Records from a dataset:
★ ★ ★ ★ ★ ★ ★

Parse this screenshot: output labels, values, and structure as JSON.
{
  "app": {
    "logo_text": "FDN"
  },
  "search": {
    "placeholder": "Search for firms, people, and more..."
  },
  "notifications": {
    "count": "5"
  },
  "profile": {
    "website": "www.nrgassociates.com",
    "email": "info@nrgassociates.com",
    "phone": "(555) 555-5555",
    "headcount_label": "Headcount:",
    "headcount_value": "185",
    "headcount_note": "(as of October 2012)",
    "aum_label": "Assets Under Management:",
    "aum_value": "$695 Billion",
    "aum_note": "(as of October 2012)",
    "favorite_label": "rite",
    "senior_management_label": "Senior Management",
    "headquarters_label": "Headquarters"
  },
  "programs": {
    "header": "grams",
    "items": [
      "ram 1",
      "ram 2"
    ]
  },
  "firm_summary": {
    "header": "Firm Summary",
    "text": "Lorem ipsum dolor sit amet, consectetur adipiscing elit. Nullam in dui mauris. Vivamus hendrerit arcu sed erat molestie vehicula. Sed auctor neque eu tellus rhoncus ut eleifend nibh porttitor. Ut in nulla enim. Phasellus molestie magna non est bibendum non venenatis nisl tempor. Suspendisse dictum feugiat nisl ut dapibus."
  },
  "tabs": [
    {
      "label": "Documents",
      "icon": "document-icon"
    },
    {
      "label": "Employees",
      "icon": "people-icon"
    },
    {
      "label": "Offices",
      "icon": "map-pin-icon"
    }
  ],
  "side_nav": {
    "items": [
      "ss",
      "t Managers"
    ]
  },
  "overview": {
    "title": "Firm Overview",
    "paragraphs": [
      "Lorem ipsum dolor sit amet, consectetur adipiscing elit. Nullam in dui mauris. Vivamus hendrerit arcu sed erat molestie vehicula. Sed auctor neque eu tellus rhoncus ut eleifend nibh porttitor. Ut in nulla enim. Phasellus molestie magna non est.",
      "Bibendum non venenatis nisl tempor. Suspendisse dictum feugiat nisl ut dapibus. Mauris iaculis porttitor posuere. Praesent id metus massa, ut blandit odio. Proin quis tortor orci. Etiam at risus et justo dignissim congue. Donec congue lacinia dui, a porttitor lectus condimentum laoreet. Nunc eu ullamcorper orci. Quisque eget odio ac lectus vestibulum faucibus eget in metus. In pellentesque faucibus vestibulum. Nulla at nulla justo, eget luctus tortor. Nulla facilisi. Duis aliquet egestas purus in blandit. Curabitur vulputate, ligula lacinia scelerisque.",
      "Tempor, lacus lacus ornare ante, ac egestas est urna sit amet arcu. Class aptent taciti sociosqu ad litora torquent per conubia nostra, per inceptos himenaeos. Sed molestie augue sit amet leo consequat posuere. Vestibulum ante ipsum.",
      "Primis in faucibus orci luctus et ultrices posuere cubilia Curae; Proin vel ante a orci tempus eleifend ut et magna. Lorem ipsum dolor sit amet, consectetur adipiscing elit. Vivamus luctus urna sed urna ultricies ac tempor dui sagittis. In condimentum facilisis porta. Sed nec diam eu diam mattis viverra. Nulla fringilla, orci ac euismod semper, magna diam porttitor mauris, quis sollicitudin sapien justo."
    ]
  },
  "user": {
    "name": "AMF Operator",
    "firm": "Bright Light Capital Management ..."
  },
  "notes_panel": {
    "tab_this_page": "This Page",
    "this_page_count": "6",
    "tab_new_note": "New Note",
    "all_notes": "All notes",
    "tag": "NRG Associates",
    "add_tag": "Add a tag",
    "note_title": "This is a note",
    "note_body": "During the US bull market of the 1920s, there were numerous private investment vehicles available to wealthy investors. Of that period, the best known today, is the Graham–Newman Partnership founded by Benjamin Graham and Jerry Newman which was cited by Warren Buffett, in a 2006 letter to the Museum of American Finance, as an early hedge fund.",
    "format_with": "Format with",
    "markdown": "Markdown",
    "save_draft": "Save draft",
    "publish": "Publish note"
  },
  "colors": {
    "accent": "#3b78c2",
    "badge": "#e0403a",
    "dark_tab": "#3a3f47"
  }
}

★ ★ ★ ★ ★ ★ ★

Exercise instructions: Retype the data exactly as given.

Solution:
Parse this screenshot: output labels, values, and structure as JSON.
{
  "app": {
    "logo_text": "FDN"
  },
  "search": {
    "placeholder": "Search for firms, people, and more..."
  },
  "notifications": {
    "count": "5"
  },
  "profile": {
    "website": "www.nrgassociates.com",
    "email": "info@nrgassociates.com",
    "phone": "(555) 555-5555",
    "headcount_label": "Headcount:",
    "headcount_value": "185",
    "headcount_note": "(as of October 2012)",
    "aum_label": "Assets Under Management:",
    "aum_value": "$695 Billion",
    "aum_note": "(as of October 2012)",
    "favorite_label": "rite",
    "senior_management_label": "Senior Management",
    "headquarters_label": "Headquarters"
  },
  "programs": {
    "header": "grams",
    "items": [
      "ram 1",
      "ram 2"
    ]
  },
  "firm_summary": {
    "header": "Firm Summary",
    "text": "Lorem ipsum dolor sit amet, consectetur adipiscing elit. Nullam in dui mauris. Vivamus hendrerit arcu sed erat molestie vehicula. Sed auctor neque eu tellus rhoncus ut eleifend nibh porttitor. Ut in nulla enim. Phasellus molestie magna non est bibendum non venenatis nisl tempor. Suspendisse dictum feugiat nisl ut dapibus."
  },
  "tabs": [
    {
      "label": "Documents",
      "icon": "document-icon"
    },
    {
      "label": "Employees",
      "icon": "people-icon"
    },
    {
      "label": "Offices",
      "icon": "map-pin-icon"
    }
  ],
  "side_nav": {
    "items": [
      "ss",
      "t Managers"
    ]
  },
  "overview": {
    "title": "Firm Overview",
    "paragraphs": [
      "Lorem ipsum dolor sit amet, consectetur adipiscing elit. Nullam in dui mauris. Vivamus hendrerit arcu sed erat molestie vehicula. Sed auctor neque eu tellus rhoncus ut eleifend nibh porttitor. Ut in nulla enim. Phasellus molestie magna non est.",
      "Bibendum non venenatis nisl tempor. Suspendisse dictum feugiat nisl ut dapibus. Mauris iaculis porttitor posuere. Praesent id metus massa, ut blandit odio. Proin quis tortor orci. Etiam at risus et justo dignissim congue. Donec congue lacinia dui, a porttitor lectus condimentum laoreet. Nunc eu ullamcorper orci. Quisque eget odio ac lectus vestibulum faucibus eget in metus. In pellentesque faucibus vestibulum. Nulla at nulla justo, eget luctus tortor. Nulla facilisi. Duis aliquet egestas purus in blandit. Curabitur vulputate, ligula lacinia scelerisque.",
      "Tempor, lacus lacus ornare ante, ac egestas est urna sit amet arcu. Class aptent taciti sociosqu ad litora torquent per conubia nostra, per inceptos himenaeos. Sed molestie augue sit amet leo consequat posuere. Vestibulum ante ipsum.",
      "Primis in faucibus orci luctus et ultrices posuere cubilia Curae; Proin vel ante a orci tempus eleifend ut et magna. Lorem ipsum dolor sit amet, consectetur adipiscing elit. Vivamus luctus urna sed urna ultricies ac tempor dui sagittis. In condimentum facilisis porta. Sed nec diam eu diam mattis viverra. Nulla fringilla, orci ac euismod semper, magna diam porttitor mauris, quis sollicitudin sapien justo."
    ]
  },
  "user": {
    "name": "AMF Operator",
    "firm": "Bright Light Capital Management ..."
  },
  "notes_panel": {
    "tab_this_page": "This Page",
    "this_page_count": "6",
    "tab_new_note": "New Note",
    "all_notes": "All notes",
    "tag": "NRG Associates",
    "add_tag": "Add a tag",
    "note_title": "This is a note",
    "note_body": "During the US bull market of the 1920s, there were numerous private investment vehicles available to wealthy investors. Of that period, the best known today, is the Graham–Newman Partnership founded by Benjamin Graham and Jerry Newman which was cited by Warren Buffett, in a 2006 letter to the Museum of American Finance, as an early hedge fund.",
    "format_with": "Format with",
    "markdown": "Markdown",
    "save_draft": "Save draft",
    "publish": "Publish note"
  },
  "colors": {
    "accent": "#3b78c2",
    "badge": "#e0403a",
    "dark_tab": "#3a3f47"
  }
}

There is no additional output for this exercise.